**Required work**
A – According to the market commentary, by how much did the S&P 500 decline on Thursday?
B – Copy the market commentary starting at "The money creation" and ending at "of price inflation.", substituting "expansion" for "bubble-boom".

**Supplied text**
========

For Friday January 4, 2013, We Recommend Investing in US Markets

Technical Comment:

The S&P 500 declined 0.2% on volume below Wednesday but above the 30 day moving average.  Since volume was below Wednesday our pattern detection software did not classify Thursday as a strong-volume day.  The S&P 500 would have to decline about 43 points on Friday (-2.9%) to change our automated market forecast to an uncertain trend.  After the strong advance in the S&P 500 index on Wednesday, a minor decline of 0.2% on Thursday is actually very bullish.  This shows the market is able to hold its gains after a large advance.  Market advances on strong volume and minor pull-backs on light volume are consistent with historical market growth.  Our process has not identified the full formation of any predictive patterns as of this point and there are no negative patterns developing.  From our technical analysis alone, now appears to be a good time to invest for growth.

Subjective Comment:

The Federal Reserve has published the weekly US Money Supply statistics.  US M2 (not seasonally adjusted) continues its accelerated growth, and there are signs the growth rate has now accelerated even more to 13% annualized based on a straight line fit over the past 16 weeks (almost 4 months).  Going all the way back to April of 2012 there has been a clear 4 week cycle where US M2 has fluctuated up and down about the straight line growth.  The pattern clearly showed a dip every 4th week with the exception of 2 consecutive weeks of a dip at the end of each calendar quarter.  Based on this pattern, the US M2 residual for 12/24/2012 should have dropped below the control chart centerline.  It did not.  This could be random, but it does not fit the prevailing pattern and suggests a change happened.  The 12/24/2012 data point is also the first US M2 data following the announcement of QE4.  If we conclude this is a non-random change, then QE4 appears to have motivated US banks to further accelerate their origination rate of new loans.  US banking reserve data will not be available until next week, so we’re speculating on the cause, but this is the most likely explanation.

Over the past 3+ months the growth rate of the US money supply has doubled!  This is causing the US economy and stock markets to enter a manipulated bubble-boom.  Austrian Business Cycle Theory (ABCT) clearly explains how the boom happens when the money supply expands at an accelerated growth rate.  ABCT also explains how capital intensive industries (automobiles, housing, etc.) will boom first as a result of the artificially low interest rates, and this is what is happening.  Employment will also improve in these sectors first, and Thursday’s ADB Jobs report shows this is exactly what is happening (hat tip EconomicPolicyJournal.com).  In addition, November’s leading economic indices suggest expansion in 49 US states during the first half of 2013.

The money creation (QE4 and Bank Lending) will drive the bubble-boom for quite some time as a large amount of money has already been created.  This will also lead to price inflation and falling bond prices.  We encourage our readers to invest in leveraged index funds that grow with US markets, and to avoid all bonds.  Price inflation hedges will likely not advance in price much in the near term, but they should not pull back much either.  When price inflation heats up any price inflation hedging will help protect your purchasing power.  Leveraged investing is recommended to help grow your portfolio faster than the rate of price inflation.

========

**Data to examine**
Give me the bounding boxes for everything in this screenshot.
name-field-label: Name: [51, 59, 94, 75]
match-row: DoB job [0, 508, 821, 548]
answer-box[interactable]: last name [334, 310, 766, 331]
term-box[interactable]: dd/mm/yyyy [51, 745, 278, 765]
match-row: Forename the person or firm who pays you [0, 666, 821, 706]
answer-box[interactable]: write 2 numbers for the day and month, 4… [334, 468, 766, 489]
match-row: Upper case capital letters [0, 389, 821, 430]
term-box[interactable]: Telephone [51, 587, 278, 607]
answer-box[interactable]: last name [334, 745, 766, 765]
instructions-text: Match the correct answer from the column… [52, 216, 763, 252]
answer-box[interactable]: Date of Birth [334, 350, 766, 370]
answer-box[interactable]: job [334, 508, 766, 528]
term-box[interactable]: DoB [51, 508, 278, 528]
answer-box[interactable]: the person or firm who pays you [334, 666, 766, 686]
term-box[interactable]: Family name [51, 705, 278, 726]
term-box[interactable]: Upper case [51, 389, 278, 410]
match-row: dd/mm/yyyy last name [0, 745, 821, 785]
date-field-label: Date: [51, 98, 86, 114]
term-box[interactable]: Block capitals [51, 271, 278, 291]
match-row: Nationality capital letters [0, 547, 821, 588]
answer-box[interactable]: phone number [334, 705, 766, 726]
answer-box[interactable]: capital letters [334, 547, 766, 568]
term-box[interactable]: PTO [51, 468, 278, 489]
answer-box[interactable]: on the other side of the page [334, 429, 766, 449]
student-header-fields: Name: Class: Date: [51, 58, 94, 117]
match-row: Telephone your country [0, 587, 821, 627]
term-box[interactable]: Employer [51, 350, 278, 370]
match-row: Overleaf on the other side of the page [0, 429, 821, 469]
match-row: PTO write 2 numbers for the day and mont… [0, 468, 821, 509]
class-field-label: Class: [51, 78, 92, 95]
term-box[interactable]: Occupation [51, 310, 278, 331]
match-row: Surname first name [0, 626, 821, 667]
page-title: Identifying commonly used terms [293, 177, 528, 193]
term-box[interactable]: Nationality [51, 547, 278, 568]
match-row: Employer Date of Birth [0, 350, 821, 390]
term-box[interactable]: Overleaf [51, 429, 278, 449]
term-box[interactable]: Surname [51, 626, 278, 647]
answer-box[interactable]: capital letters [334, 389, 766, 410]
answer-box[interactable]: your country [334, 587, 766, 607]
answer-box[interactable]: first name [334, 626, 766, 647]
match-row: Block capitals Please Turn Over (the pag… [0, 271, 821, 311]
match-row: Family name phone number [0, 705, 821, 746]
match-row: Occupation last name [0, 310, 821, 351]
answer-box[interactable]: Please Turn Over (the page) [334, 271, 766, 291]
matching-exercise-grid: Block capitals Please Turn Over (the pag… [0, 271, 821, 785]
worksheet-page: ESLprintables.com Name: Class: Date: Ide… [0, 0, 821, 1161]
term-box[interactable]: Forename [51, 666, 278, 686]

========

**Solution list**
A – 0.2%

B –
The money creation (QE4 and Bank Lending) will drive the expansion for quite some time as a large amount of money has already been created.  This will also lead to price inflation and falling bond prices.  We encourage our readers to invest in leveraged index funds that grow with US markets, and to avoid all bonds.  Price inflation hedges will likely not advance in price much in the near term, but they should not pull back much either.  When price inflation heats up any price inflation hedging will help protect your purchasing power.  Leveraged investing is recommended to help grow your portfolio faster than the rate of price inflation.